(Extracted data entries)
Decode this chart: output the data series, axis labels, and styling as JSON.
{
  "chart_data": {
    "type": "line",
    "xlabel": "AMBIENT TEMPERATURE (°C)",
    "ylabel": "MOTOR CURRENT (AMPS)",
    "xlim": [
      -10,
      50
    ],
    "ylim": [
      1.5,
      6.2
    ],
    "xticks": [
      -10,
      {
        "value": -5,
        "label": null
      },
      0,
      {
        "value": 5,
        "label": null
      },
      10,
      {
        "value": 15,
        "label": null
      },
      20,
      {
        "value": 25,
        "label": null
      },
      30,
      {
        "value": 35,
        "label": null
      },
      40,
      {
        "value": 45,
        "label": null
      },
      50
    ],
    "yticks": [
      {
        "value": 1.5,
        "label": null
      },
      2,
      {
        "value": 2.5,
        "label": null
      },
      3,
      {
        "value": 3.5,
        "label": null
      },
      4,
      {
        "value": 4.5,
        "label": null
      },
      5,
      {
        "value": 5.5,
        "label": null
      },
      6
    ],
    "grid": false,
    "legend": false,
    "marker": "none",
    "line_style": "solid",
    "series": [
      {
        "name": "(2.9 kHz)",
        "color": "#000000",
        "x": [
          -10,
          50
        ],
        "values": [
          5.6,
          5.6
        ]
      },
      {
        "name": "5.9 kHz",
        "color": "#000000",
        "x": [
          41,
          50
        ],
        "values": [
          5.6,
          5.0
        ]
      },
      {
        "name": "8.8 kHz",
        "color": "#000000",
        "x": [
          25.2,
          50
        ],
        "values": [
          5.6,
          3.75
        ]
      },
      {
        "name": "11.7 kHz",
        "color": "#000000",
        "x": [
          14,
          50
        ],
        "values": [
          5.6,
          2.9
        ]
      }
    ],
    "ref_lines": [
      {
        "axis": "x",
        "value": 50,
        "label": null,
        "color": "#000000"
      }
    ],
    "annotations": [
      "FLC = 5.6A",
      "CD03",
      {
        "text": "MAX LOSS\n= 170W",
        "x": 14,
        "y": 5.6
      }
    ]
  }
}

Given task> Go through the records above and set each one down exactly, please.

Final result>
Decode this chart: output the data series, axis labels, and styling as JSON.
{
  "chart_data": {
    "type": "line",
    "xlabel": "AMBIENT TEMPERATURE (°C)",
    "ylabel": "MOTOR CURRENT (AMPS)",
    "xlim": [
      -10,
      50
    ],
    "ylim": [
      1.5,
      6.2
    ],
    "xticks": [
      -10,
      {
        "value": -5,
        "label": null
      },
      0,
      {
        "value": 5,
        "label": null
      },
      10,
      {
        "value": 15,
        "label": null
      },
      20,
      {
        "value": 25,
        "label": null
      },
      30,
      {
        "value": 35,
        "label": null
      },
      40,
      {
        "value": 45,
        "label": null
      },
      50
    ],
    "yticks": [
      {
        "value": 1.5,
        "label": null
      },
      2,
      {
        "value": 2.5,
        "label": null
      },
      3,
      {
        "value": 3.5,
        "label": null
      },
      4,
      {
        "value": 4.5,
        "label": null
      },
      5,
      {
        "value": 5.5,
        "label": null
      },
      6
    ],
    "grid": false,
    "legend": false,
    "marker": "none",
    "line_style": "solid",
    "series": [
      {
        "name": "(2.9 kHz)",
        "color": "#000000",
        "x": [
          -10,
          50
        ],
        "values": [
          5.6,
          5.6
        ]
      },
      {
        "name": "5.9 kHz",
        "color": "#000000",
        "x": [
          41,
          50
        ],
        "values": [
          5.6,
          5.0
        ]
      },
      {
        "name": "8.8 kHz",
        "color": "#000000",
        "x": [
          25.2,
          50
        ],
        "values": [
          5.6,
          3.75
        ]
      },
      {
        "name": "11.7 kHz",
        "color": "#000000",
        "x": [
          14,
          50
        ],
        "values": [
          5.6,
          2.9
        ]
      }
    ],
    "ref_lines": [
      {
        "axis": "x",
        "value": 50,
        "label": null,
        "color": "#000000"
      }
    ],
    "annotations": [
      "FLC = 5.6A",
      "CD03",
      {
        "text": "MAX LOSS\n= 170W",
        "x": 14,
        "y": 5.6
      }
    ]
  }
}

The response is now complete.